** What to produce **
Copy the rows below word for word, leaving out the pictures.
+ + + + + + +
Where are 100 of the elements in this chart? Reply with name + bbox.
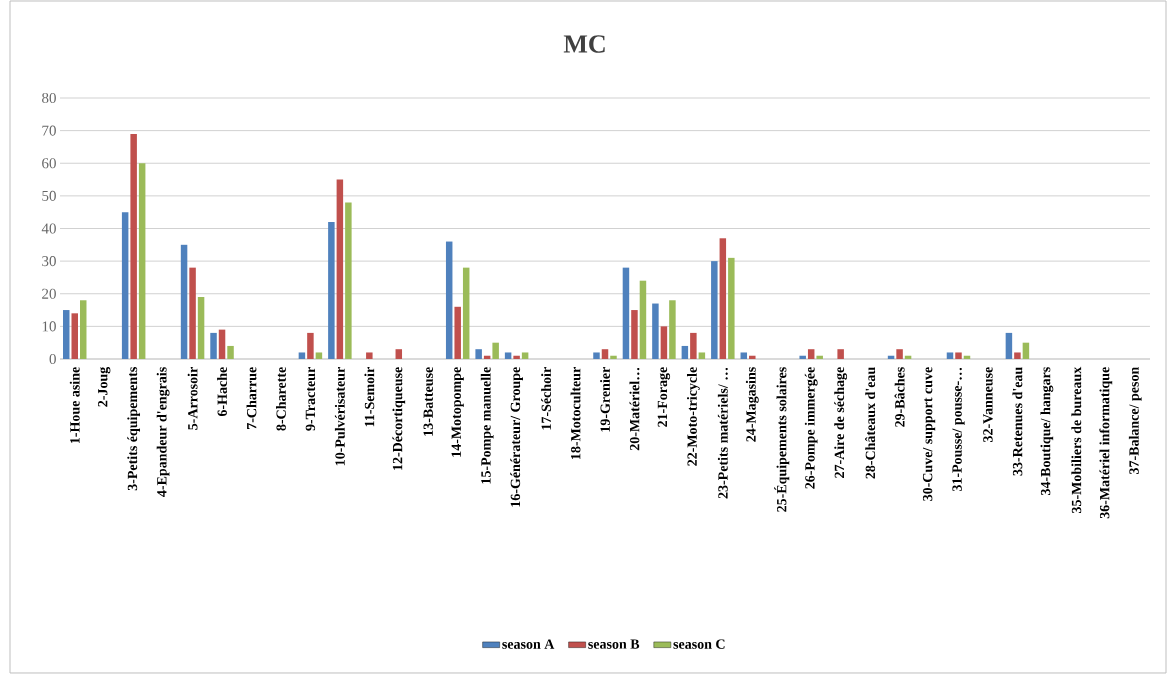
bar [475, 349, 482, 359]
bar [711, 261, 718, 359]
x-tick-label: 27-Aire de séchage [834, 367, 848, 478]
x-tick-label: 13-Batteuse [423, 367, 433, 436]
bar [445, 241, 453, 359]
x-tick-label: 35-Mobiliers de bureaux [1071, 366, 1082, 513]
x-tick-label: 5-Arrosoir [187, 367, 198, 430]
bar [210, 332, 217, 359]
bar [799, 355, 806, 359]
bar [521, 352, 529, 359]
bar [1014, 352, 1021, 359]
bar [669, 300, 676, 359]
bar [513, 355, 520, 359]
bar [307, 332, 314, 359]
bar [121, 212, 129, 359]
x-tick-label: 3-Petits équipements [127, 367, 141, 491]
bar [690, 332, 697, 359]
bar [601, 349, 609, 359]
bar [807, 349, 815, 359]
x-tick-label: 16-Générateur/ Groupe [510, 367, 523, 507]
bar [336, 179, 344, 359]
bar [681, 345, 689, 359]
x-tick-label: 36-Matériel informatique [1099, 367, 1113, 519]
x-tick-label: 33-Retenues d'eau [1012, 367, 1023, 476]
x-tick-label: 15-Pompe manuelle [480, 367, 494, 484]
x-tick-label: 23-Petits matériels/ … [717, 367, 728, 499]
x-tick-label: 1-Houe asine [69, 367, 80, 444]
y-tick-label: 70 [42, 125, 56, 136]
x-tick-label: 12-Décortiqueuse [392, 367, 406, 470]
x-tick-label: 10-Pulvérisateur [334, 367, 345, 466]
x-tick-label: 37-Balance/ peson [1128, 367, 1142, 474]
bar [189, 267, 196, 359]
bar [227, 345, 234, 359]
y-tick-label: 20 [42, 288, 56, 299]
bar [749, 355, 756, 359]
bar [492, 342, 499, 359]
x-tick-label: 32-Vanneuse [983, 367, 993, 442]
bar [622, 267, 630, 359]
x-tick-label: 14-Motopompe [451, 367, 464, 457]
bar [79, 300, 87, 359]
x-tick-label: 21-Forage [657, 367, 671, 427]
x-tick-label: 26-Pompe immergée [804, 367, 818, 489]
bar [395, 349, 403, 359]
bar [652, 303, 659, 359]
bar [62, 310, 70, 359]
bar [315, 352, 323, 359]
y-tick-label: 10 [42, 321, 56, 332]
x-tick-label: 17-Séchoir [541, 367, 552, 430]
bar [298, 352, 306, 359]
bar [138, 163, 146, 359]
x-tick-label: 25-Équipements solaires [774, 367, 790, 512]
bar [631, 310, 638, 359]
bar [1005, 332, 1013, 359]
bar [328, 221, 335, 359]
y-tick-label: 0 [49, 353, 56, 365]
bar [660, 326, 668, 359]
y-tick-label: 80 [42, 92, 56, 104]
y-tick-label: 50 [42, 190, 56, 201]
+ + + + + + +
** Solution to this exercise **
Where are 100 of the elements in this chart? Reply with name + bbox.
bar [475, 349, 482, 359]
bar [711, 261, 718, 359]
x-tick-label: 27-Aire de séchage [834, 367, 848, 478]
x-tick-label: 13-Batteuse [423, 367, 433, 436]
bar [445, 241, 453, 359]
x-tick-label: 35-Mobiliers de bureaux [1071, 366, 1082, 513]
x-tick-label: 5-Arrosoir [187, 367, 198, 430]
bar [210, 332, 217, 359]
bar [799, 355, 806, 359]
bar [521, 352, 529, 359]
bar [1014, 352, 1021, 359]
bar [669, 300, 676, 359]
bar [513, 355, 520, 359]
bar [307, 332, 314, 359]
bar [121, 212, 129, 359]
x-tick-label: 3-Petits équipements [127, 367, 141, 491]
bar [690, 332, 697, 359]
bar [601, 349, 609, 359]
bar [807, 349, 815, 359]
x-tick-label: 16-Générateur/ Groupe [510, 367, 523, 507]
bar [336, 179, 344, 359]
bar [681, 345, 689, 359]
x-tick-label: 36-Matériel informatique [1099, 367, 1113, 519]
x-tick-label: 33-Retenues d'eau [1012, 367, 1023, 476]
x-tick-label: 15-Pompe manuelle [480, 367, 494, 484]
x-tick-label: 23-Petits matériels/ … [717, 367, 728, 499]
x-tick-label: 1-Houe asine [69, 367, 80, 444]
y-tick-label: 70 [42, 125, 56, 136]
x-tick-label: 12-Décortiqueuse [392, 367, 406, 470]
x-tick-label: 10-Pulvérisateur [334, 367, 345, 466]
x-tick-label: 37-Balance/ peson [1128, 367, 1142, 474]
bar [189, 267, 196, 359]
bar [227, 345, 234, 359]
y-tick-label: 20 [42, 288, 56, 299]
bar [749, 355, 756, 359]
bar [492, 342, 499, 359]
x-tick-label: 32-Vanneuse [983, 367, 993, 442]
bar [622, 267, 630, 359]
x-tick-label: 14-Motopompe [451, 367, 464, 457]
bar [79, 300, 87, 359]
x-tick-label: 21-Forage [657, 367, 671, 427]
x-tick-label: 26-Pompe immergée [804, 367, 818, 489]
bar [395, 349, 403, 359]
bar [652, 303, 659, 359]
bar [62, 310, 70, 359]
bar [315, 352, 323, 359]
y-tick-label: 10 [42, 321, 56, 332]
x-tick-label: 17-Séchoir [541, 367, 552, 430]
bar [298, 352, 306, 359]
bar [138, 163, 146, 359]
x-tick-label: 25-Équipements solaires [774, 367, 790, 512]
bar [631, 310, 638, 359]
bar [1005, 332, 1013, 359]
bar [328, 221, 335, 359]
y-tick-label: 0 [49, 353, 56, 365]
bar [660, 326, 668, 359]
y-tick-label: 80 [42, 92, 56, 104]
y-tick-label: 50 [42, 190, 56, 201]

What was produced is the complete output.